» What to work on
Return all the data below as it stands, minus the pictures.
-- START --
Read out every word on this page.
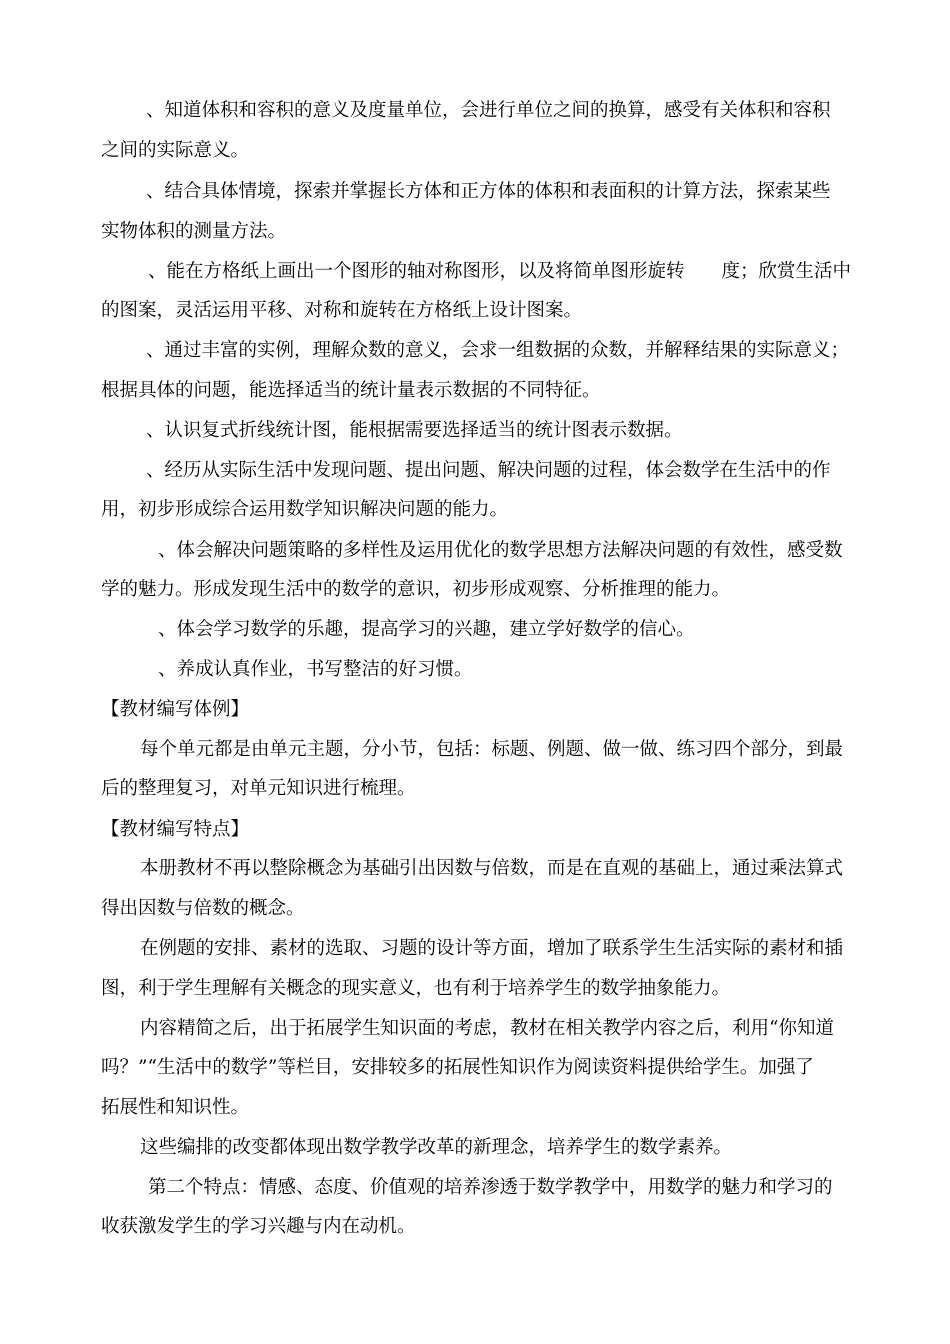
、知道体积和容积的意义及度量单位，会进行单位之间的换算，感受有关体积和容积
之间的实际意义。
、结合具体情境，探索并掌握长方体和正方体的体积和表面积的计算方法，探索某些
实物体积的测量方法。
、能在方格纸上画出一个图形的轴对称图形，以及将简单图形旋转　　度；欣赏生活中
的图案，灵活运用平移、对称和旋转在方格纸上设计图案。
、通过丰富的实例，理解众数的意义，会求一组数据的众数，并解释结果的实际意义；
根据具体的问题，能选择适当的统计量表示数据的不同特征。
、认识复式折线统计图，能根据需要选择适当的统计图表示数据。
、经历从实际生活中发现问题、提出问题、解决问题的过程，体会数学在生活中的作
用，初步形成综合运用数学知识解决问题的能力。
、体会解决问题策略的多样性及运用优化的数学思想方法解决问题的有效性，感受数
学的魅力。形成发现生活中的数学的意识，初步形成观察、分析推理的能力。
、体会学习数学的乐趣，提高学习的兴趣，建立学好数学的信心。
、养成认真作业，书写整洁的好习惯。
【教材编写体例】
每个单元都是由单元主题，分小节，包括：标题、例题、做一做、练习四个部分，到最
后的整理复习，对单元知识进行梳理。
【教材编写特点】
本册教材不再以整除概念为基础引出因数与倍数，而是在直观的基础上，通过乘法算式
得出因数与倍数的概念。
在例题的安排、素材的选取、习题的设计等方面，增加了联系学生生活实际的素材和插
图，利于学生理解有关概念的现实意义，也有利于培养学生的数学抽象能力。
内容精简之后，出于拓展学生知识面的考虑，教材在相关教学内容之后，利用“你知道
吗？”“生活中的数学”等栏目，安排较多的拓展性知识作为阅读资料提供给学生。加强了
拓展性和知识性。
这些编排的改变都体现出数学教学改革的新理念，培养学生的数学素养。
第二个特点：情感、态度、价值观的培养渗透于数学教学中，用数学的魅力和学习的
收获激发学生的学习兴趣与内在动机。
-- END --
» Task result
Read out every word on this page.
、知道体积和容积的意义及度量单位，会进行单位之间的换算，感受有关体积和容积
之间的实际意义。
、结合具体情境，探索并掌握长方体和正方体的体积和表面积的计算方法，探索某些
实物体积的测量方法。
、能在方格纸上画出一个图形的轴对称图形，以及将简单图形旋转　　度；欣赏生活中
的图案，灵活运用平移、对称和旋转在方格纸上设计图案。
、通过丰富的实例，理解众数的意义，会求一组数据的众数，并解释结果的实际意义；
根据具体的问题，能选择适当的统计量表示数据的不同特征。
、认识复式折线统计图，能根据需要选择适当的统计图表示数据。
、经历从实际生活中发现问题、提出问题、解决问题的过程，体会数学在生活中的作
用，初步形成综合运用数学知识解决问题的能力。
、体会解决问题策略的多样性及运用优化的数学思想方法解决问题的有效性，感受数
学的魅力。形成发现生活中的数学的意识，初步形成观察、分析推理的能力。
、体会学习数学的乐趣，提高学习的兴趣，建立学好数学的信心。
、养成认真作业，书写整洁的好习惯。
【教材编写体例】
每个单元都是由单元主题，分小节，包括：标题、例题、做一做、练习四个部分，到最
后的整理复习，对单元知识进行梳理。
【教材编写特点】
本册教材不再以整除概念为基础引出因数与倍数，而是在直观的基础上，通过乘法算式
得出因数与倍数的概念。
在例题的安排、素材的选取、习题的设计等方面，增加了联系学生生活实际的素材和插
图，利于学生理解有关概念的现实意义，也有利于培养学生的数学抽象能力。
内容精简之后，出于拓展学生知识面的考虑，教材在相关教学内容之后，利用“你知道
吗？”“生活中的数学”等栏目，安排较多的拓展性知识作为阅读资料提供给学生。加强了
拓展性和知识性。
这些编排的改变都体现出数学教学改革的新理念，培养学生的数学素养。
第二个特点：情感、态度、价值观的培养渗透于数学教学中，用数学的魅力和学习的
收获激发学生的学习兴趣与内在动机。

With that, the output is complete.